Brief: Read through the data and report every line in which the word "JSON" occurs.

Task material:
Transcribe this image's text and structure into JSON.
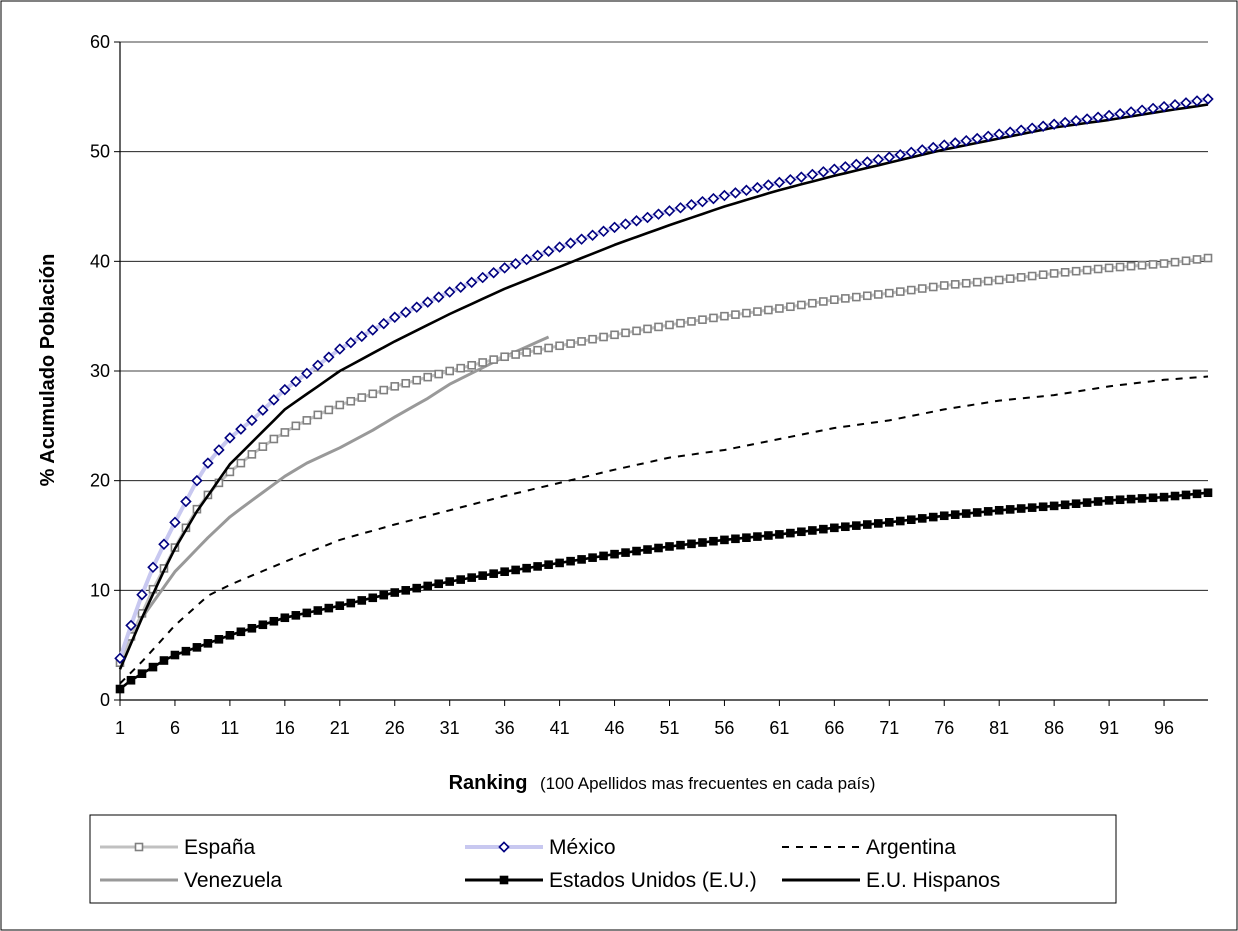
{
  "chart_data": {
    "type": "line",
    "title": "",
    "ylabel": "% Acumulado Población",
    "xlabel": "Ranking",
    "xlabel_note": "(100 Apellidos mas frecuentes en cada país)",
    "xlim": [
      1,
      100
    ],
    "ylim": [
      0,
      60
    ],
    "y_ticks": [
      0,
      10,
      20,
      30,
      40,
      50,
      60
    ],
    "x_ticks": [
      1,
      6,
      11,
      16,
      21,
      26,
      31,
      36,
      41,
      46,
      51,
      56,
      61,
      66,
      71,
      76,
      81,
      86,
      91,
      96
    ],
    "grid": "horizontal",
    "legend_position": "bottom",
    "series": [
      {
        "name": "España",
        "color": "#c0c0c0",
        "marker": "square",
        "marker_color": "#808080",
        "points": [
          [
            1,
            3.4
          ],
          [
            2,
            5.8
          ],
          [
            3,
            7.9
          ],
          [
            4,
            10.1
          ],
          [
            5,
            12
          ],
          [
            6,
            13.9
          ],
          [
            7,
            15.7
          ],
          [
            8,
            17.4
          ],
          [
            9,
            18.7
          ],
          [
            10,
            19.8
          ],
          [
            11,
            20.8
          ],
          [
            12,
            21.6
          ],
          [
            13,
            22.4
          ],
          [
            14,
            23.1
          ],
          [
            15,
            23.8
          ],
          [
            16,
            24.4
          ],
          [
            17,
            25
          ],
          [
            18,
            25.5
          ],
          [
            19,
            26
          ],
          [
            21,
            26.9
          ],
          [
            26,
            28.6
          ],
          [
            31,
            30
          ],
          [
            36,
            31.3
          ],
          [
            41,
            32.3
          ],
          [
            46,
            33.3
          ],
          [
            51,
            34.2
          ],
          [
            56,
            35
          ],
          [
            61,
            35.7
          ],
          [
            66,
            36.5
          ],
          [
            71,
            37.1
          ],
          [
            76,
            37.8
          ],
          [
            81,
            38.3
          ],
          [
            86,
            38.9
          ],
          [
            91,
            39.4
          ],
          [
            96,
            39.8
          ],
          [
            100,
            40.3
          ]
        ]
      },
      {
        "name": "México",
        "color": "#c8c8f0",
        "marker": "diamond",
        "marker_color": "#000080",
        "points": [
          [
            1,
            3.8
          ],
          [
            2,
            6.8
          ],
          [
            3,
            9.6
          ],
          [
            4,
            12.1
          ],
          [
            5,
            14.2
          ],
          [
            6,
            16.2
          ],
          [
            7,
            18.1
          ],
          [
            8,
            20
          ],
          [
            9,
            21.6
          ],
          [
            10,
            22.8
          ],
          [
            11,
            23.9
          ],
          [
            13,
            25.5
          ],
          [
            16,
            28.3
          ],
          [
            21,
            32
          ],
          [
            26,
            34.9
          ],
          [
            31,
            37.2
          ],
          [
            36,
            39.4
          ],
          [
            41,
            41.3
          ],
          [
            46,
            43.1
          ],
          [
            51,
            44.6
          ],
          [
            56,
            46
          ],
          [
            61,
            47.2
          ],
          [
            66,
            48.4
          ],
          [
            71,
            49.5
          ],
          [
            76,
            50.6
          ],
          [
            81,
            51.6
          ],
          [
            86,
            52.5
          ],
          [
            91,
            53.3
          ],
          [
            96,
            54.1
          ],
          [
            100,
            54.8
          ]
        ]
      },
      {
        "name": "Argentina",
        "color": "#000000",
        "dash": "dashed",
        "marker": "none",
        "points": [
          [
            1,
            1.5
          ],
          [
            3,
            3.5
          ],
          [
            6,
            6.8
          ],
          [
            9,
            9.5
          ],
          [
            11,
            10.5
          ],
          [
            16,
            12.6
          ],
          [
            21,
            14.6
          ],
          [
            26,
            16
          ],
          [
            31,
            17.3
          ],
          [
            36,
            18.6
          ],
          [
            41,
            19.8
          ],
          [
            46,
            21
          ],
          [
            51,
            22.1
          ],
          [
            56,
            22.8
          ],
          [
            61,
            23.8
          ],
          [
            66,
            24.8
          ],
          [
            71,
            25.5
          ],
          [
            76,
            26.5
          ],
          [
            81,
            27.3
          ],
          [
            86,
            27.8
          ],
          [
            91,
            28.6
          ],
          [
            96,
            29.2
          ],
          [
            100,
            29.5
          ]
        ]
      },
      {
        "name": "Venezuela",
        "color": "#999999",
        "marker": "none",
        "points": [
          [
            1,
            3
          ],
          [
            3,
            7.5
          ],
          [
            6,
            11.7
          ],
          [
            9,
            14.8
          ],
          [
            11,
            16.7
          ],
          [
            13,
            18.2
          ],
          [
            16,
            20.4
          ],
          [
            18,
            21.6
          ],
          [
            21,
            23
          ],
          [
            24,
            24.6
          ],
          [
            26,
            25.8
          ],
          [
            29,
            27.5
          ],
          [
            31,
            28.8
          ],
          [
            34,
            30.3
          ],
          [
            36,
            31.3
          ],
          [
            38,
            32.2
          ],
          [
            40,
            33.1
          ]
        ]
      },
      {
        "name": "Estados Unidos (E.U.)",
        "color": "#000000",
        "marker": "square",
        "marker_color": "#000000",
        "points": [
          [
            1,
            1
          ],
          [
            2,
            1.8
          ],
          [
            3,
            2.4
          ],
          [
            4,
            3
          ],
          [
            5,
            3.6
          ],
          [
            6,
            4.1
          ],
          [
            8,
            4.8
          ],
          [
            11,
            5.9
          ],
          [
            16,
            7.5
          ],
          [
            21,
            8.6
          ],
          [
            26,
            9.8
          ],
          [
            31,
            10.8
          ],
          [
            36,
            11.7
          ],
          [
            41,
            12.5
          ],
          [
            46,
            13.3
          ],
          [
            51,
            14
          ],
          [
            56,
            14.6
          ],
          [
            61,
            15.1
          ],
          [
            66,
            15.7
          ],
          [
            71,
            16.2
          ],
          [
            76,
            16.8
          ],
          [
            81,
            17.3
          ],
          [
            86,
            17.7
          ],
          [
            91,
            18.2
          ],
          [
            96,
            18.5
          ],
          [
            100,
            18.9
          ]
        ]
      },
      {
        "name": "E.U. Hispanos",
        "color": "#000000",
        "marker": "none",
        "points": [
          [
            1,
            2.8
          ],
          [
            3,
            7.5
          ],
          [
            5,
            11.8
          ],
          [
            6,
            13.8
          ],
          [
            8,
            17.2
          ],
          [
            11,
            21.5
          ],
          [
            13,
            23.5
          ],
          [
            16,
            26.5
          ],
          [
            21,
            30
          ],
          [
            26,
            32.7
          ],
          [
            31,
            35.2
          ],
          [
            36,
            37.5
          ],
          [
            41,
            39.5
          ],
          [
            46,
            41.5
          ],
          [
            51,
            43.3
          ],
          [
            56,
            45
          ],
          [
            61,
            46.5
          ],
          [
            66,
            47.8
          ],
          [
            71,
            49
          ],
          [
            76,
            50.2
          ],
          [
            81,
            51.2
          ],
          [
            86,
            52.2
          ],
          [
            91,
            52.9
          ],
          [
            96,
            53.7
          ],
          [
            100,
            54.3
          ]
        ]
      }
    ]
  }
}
==
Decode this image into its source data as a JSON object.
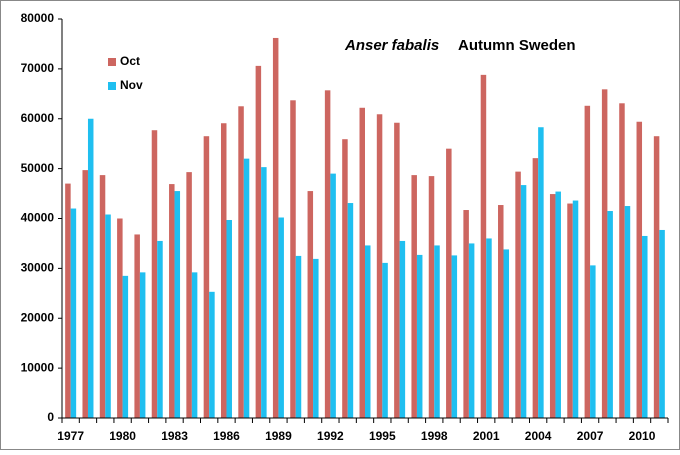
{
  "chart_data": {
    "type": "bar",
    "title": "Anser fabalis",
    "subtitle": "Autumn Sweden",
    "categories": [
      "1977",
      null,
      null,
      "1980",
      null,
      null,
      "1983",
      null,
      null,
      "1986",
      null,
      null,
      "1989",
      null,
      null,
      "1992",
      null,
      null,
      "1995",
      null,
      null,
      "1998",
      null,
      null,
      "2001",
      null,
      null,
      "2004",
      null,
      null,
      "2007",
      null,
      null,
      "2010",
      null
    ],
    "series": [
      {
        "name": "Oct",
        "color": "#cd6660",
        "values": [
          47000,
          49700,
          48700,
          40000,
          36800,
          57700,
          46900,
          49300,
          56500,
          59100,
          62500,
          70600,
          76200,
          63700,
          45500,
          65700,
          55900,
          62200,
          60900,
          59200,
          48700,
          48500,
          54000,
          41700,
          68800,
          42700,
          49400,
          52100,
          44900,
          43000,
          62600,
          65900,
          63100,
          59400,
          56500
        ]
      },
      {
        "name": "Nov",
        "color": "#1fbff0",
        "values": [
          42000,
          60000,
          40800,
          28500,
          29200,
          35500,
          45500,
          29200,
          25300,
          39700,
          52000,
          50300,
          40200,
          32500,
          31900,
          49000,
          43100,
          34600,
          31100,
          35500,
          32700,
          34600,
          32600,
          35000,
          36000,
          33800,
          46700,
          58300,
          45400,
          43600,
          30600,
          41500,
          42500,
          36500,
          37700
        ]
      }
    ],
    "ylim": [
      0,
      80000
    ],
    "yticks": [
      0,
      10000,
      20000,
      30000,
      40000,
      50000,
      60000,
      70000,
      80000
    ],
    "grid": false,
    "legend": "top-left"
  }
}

Reply:
Transcribe this image's text and structure into JSON.
Decode this image into its source data as a JSON object.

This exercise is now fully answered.